DATA LINES:

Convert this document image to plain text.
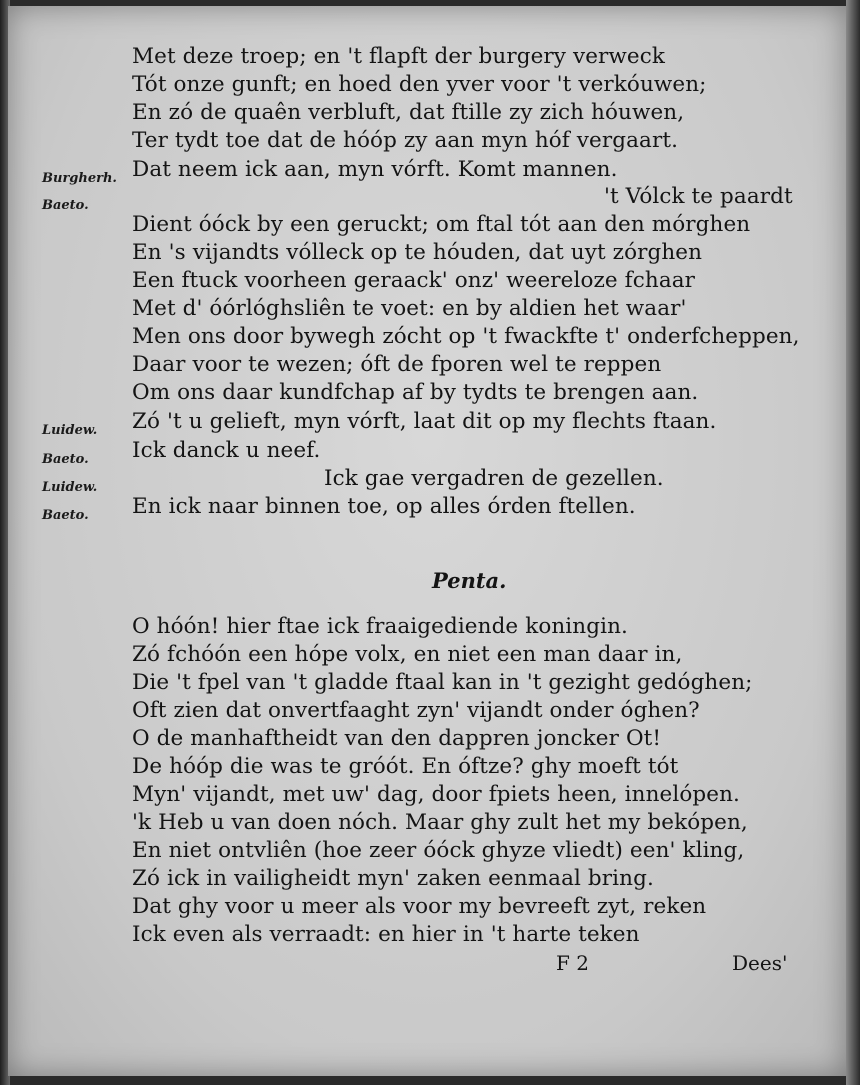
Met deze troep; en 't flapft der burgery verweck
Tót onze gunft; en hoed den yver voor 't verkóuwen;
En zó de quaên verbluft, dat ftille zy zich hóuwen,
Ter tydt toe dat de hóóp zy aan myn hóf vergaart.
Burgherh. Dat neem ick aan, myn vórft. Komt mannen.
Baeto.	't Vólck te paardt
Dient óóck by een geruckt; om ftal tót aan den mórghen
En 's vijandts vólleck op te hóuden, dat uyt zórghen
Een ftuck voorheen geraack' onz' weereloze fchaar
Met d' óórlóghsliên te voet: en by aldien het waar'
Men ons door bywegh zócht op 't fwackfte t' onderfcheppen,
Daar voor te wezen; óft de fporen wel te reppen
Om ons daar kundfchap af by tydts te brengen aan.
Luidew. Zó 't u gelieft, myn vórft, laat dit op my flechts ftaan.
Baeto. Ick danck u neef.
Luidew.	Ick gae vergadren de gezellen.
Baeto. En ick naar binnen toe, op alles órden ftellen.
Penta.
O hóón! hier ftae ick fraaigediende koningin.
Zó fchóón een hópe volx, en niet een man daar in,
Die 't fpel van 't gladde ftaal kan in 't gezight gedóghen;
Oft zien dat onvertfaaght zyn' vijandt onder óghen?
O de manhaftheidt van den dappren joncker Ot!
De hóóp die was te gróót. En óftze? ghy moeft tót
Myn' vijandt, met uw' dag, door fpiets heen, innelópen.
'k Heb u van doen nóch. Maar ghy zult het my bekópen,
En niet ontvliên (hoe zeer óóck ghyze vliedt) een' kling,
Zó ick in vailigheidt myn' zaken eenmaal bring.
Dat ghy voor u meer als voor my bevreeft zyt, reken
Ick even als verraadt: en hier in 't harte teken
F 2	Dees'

OBJECTIVE: Select every line of the records holding the string "niet".

CORRECT ANSWER:
Zó fchóón een hópe volx, en niet een man daar in,
En niet ontvliên (hoe zeer óóck ghyze vliedt) een' kling,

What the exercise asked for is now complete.